> [Goal] Look through the lines below and state how many hold the word "text". Write only the number.
——————
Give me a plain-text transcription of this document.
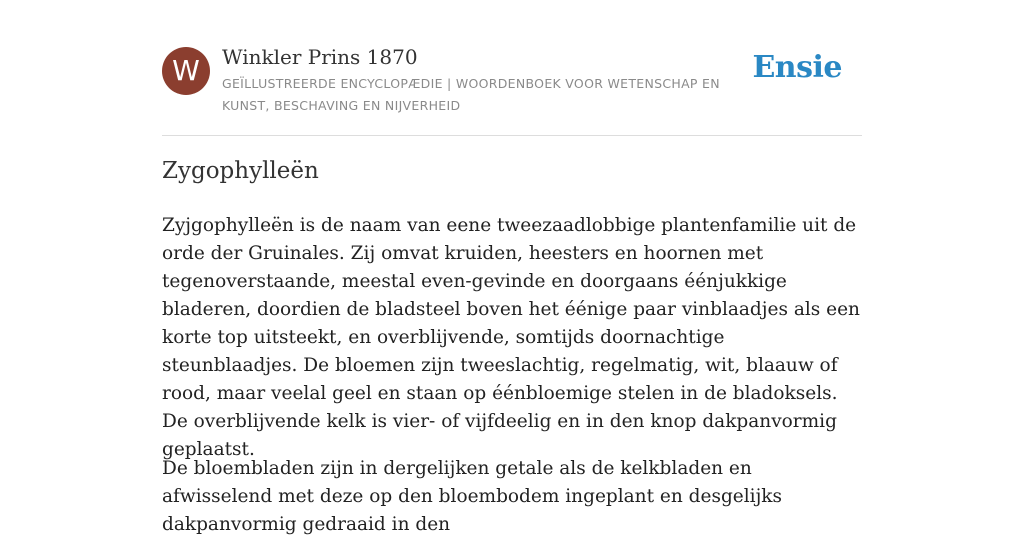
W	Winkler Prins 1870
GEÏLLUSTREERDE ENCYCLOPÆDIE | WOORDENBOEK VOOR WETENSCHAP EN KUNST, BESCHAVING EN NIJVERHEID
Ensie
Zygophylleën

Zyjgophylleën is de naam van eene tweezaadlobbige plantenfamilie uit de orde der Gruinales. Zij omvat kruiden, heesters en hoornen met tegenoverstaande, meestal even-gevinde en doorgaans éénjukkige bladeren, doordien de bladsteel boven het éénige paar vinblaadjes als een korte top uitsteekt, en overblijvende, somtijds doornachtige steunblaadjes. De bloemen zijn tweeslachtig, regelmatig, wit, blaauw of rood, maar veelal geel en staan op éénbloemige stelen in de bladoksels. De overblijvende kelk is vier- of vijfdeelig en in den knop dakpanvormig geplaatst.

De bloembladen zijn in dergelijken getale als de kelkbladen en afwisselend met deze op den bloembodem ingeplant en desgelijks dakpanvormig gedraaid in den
——————
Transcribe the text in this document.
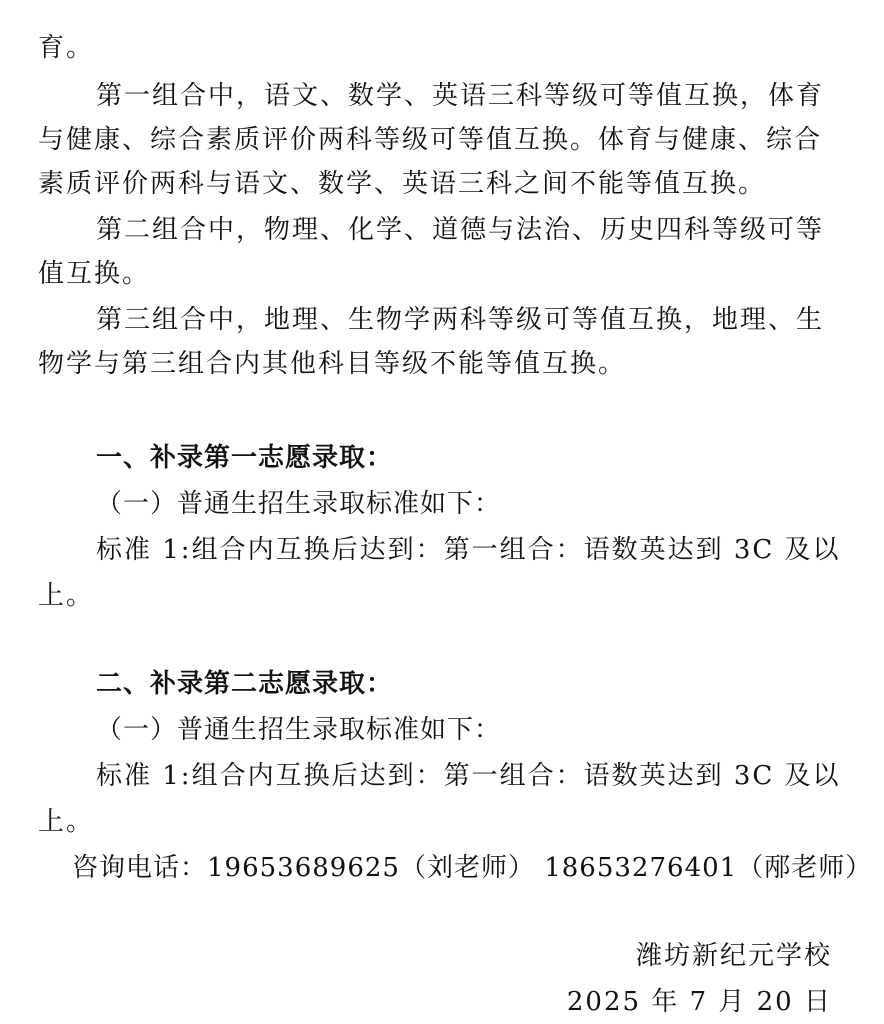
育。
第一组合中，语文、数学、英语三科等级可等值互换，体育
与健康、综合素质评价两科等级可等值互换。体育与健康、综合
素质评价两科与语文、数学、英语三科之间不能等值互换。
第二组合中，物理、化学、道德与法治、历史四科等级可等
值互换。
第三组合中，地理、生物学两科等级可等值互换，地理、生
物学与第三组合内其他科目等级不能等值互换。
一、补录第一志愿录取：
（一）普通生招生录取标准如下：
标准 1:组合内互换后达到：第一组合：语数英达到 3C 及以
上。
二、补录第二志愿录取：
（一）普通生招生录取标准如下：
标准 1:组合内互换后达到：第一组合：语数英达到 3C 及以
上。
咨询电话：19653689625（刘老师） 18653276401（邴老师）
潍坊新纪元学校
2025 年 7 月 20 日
——————
> [Task solution] 2